### Exercise aim
What is needed here is an exact copy of every entry.
[start of Material shown]
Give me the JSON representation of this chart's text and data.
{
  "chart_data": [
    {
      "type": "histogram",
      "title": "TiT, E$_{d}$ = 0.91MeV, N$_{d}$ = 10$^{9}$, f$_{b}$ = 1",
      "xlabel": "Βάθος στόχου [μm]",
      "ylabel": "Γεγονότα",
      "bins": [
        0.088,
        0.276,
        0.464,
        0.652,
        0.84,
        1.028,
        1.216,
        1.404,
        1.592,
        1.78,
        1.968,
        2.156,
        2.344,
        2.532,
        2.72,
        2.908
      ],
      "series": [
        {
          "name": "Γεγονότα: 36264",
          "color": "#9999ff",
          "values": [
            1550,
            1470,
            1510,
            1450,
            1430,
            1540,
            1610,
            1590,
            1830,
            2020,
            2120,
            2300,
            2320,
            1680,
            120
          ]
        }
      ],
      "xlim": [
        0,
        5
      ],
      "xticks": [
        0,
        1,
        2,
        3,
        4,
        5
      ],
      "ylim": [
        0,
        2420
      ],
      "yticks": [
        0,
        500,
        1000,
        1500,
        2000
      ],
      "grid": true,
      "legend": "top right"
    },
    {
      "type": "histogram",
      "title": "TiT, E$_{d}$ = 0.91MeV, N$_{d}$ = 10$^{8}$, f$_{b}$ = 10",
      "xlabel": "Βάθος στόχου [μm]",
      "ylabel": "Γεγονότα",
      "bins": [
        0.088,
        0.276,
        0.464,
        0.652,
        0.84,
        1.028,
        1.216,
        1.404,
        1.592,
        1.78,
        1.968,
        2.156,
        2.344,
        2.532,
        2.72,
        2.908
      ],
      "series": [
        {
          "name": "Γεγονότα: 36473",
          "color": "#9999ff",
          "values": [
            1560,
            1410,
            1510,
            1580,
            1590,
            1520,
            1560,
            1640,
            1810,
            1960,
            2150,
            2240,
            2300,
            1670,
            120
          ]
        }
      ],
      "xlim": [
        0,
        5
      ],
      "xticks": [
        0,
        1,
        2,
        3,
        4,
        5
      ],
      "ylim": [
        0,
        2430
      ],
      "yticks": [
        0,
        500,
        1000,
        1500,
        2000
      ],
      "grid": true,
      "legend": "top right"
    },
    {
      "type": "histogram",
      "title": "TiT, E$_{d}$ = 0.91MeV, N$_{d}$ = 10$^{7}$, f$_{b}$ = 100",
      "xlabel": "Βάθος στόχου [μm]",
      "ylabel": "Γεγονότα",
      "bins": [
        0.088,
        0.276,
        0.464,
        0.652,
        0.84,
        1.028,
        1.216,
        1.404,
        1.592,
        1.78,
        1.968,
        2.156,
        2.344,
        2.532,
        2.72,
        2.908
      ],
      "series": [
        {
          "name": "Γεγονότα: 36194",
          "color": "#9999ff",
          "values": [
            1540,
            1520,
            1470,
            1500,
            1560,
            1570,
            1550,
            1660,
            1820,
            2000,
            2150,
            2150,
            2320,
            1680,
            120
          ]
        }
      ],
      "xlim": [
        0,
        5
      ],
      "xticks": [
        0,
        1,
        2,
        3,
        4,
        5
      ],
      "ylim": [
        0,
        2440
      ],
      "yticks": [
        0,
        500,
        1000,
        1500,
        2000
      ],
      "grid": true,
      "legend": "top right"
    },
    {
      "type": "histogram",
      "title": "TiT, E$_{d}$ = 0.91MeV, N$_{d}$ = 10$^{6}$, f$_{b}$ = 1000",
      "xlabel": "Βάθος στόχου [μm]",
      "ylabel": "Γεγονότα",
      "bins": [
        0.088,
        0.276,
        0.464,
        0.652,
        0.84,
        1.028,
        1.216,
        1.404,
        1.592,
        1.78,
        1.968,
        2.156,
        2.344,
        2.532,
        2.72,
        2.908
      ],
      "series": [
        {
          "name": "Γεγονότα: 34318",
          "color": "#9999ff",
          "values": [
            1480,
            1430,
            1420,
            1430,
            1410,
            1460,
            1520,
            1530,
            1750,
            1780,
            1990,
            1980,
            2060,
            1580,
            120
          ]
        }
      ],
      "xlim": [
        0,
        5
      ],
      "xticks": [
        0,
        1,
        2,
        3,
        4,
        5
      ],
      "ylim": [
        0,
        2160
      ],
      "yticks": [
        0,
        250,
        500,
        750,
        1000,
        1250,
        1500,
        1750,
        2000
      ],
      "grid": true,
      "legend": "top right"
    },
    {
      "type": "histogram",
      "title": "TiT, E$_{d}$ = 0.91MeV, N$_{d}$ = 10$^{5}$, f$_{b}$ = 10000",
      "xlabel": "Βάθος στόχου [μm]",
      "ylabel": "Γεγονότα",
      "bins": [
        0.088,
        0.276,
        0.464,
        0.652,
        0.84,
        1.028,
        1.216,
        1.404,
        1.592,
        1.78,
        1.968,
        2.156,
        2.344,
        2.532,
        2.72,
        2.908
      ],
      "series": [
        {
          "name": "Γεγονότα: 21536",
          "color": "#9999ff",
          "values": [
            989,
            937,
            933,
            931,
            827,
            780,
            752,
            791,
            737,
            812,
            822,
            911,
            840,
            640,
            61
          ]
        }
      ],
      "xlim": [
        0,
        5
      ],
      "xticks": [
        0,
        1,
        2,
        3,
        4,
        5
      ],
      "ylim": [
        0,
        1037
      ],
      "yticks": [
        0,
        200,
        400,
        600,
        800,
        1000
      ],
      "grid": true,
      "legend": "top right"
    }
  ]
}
[end of Material shown]
### Response
Give me the JSON representation of this chart's text and data.
{
  "chart_data": [
    {
      "type": "histogram",
      "title": "TiT, E$_{d}$ = 0.91MeV, N$_{d}$ = 10$^{9}$, f$_{b}$ = 1",
      "xlabel": "Βάθος στόχου [μm]",
      "ylabel": "Γεγονότα",
      "bins": [
        0.088,
        0.276,
        0.464,
        0.652,
        0.84,
        1.028,
        1.216,
        1.404,
        1.592,
        1.78,
        1.968,
        2.156,
        2.344,
        2.532,
        2.72,
        2.908
      ],
      "series": [
        {
          "name": "Γεγονότα: 36264",
          "color": "#9999ff",
          "values": [
            1550,
            1470,
            1510,
            1450,
            1430,
            1540,
            1610,
            1590,
            1830,
            2020,
            2120,
            2300,
            2320,
            1680,
            120
          ]
        }
      ],
      "xlim": [
        0,
        5
      ],
      "xticks": [
        0,
        1,
        2,
        3,
        4,
        5
      ],
      "ylim": [
        0,
        2420
      ],
      "yticks": [
        0,
        500,
        1000,
        1500,
        2000
      ],
      "grid": true,
      "legend": "top right"
    },
    {
      "type": "histogram",
      "title": "TiT, E$_{d}$ = 0.91MeV, N$_{d}$ = 10$^{8}$, f$_{b}$ = 10",
      "xlabel": "Βάθος στόχου [μm]",
      "ylabel": "Γεγονότα",
      "bins": [
        0.088,
        0.276,
        0.464,
        0.652,
        0.84,
        1.028,
        1.216,
        1.404,
        1.592,
        1.78,
        1.968,
        2.156,
        2.344,
        2.532,
        2.72,
        2.908
      ],
      "series": [
        {
          "name": "Γεγονότα: 36473",
          "color": "#9999ff",
          "values": [
            1560,
            1410,
            1510,
            1580,
            1590,
            1520,
            1560,
            1640,
            1810,
            1960,
            2150,
            2240,
            2300,
            1670,
            120
          ]
        }
      ],
      "xlim": [
        0,
        5
      ],
      "xticks": [
        0,
        1,
        2,
        3,
        4,
        5
      ],
      "ylim": [
        0,
        2430
      ],
      "yticks": [
        0,
        500,
        1000,
        1500,
        2000
      ],
      "grid": true,
      "legend": "top right"
    },
    {
      "type": "histogram",
      "title": "TiT, E$_{d}$ = 0.91MeV, N$_{d}$ = 10$^{7}$, f$_{b}$ = 100",
      "xlabel": "Βάθος στόχου [μm]",
      "ylabel": "Γεγονότα",
      "bins": [
        0.088,
        0.276,
        0.464,
        0.652,
        0.84,
        1.028,
        1.216,
        1.404,
        1.592,
        1.78,
        1.968,
        2.156,
        2.344,
        2.532,
        2.72,
        2.908
      ],
      "series": [
        {
          "name": "Γεγονότα: 36194",
          "color": "#9999ff",
          "values": [
            1540,
            1520,
            1470,
            1500,
            1560,
            1570,
            1550,
            1660,
            1820,
            2000,
            2150,
            2150,
            2320,
            1680,
            120
          ]
        }
      ],
      "xlim": [
        0,
        5
      ],
      "xticks": [
        0,
        1,
        2,
        3,
        4,
        5
      ],
      "ylim": [
        0,
        2440
      ],
      "yticks": [
        0,
        500,
        1000,
        1500,
        2000
      ],
      "grid": true,
      "legend": "top right"
    },
    {
      "type": "histogram",
      "title": "TiT, E$_{d}$ = 0.91MeV, N$_{d}$ = 10$^{6}$, f$_{b}$ = 1000",
      "xlabel": "Βάθος στόχου [μm]",
      "ylabel": "Γεγονότα",
      "bins": [
        0.088,
        0.276,
        0.464,
        0.652,
        0.84,
        1.028,
        1.216,
        1.404,
        1.592,
        1.78,
        1.968,
        2.156,
        2.344,
        2.532,
        2.72,
        2.908
      ],
      "series": [
        {
          "name": "Γεγονότα: 34318",
          "color": "#9999ff",
          "values": [
            1480,
            1430,
            1420,
            1430,
            1410,
            1460,
            1520,
            1530,
            1750,
            1780,
            1990,
            1980,
            2060,
            1580,
            120
          ]
        }
      ],
      "xlim": [
        0,
        5
      ],
      "xticks": [
        0,
        1,
        2,
        3,
        4,
        5
      ],
      "ylim": [
        0,
        2160
      ],
      "yticks": [
        0,
        250,
        500,
        750,
        1000,
        1250,
        1500,
        1750,
        2000
      ],
      "grid": true,
      "legend": "top right"
    },
    {
      "type": "histogram",
      "title": "TiT, E$_{d}$ = 0.91MeV, N$_{d}$ = 10$^{5}$, f$_{b}$ = 10000",
      "xlabel": "Βάθος στόχου [μm]",
      "ylabel": "Γεγονότα",
      "bins": [
        0.088,
        0.276,
        0.464,
        0.652,
        0.84,
        1.028,
        1.216,
        1.404,
        1.592,
        1.78,
        1.968,
        2.156,
        2.344,
        2.532,
        2.72,
        2.908
      ],
      "series": [
        {
          "name": "Γεγονότα: 21536",
          "color": "#9999ff",
          "values": [
            989,
            937,
            933,
            931,
            827,
            780,
            752,
            791,
            737,
            812,
            822,
            911,
            840,
            640,
            61
          ]
        }
      ],
      "xlim": [
        0,
        5
      ],
      "xticks": [
        0,
        1,
        2,
        3,
        4,
        5
      ],
      "ylim": [
        0,
        1037
      ],
      "yticks": [
        0,
        200,
        400,
        600,
        800,
        1000
      ],
      "grid": true,
      "legend": "top right"
    }
  ]
}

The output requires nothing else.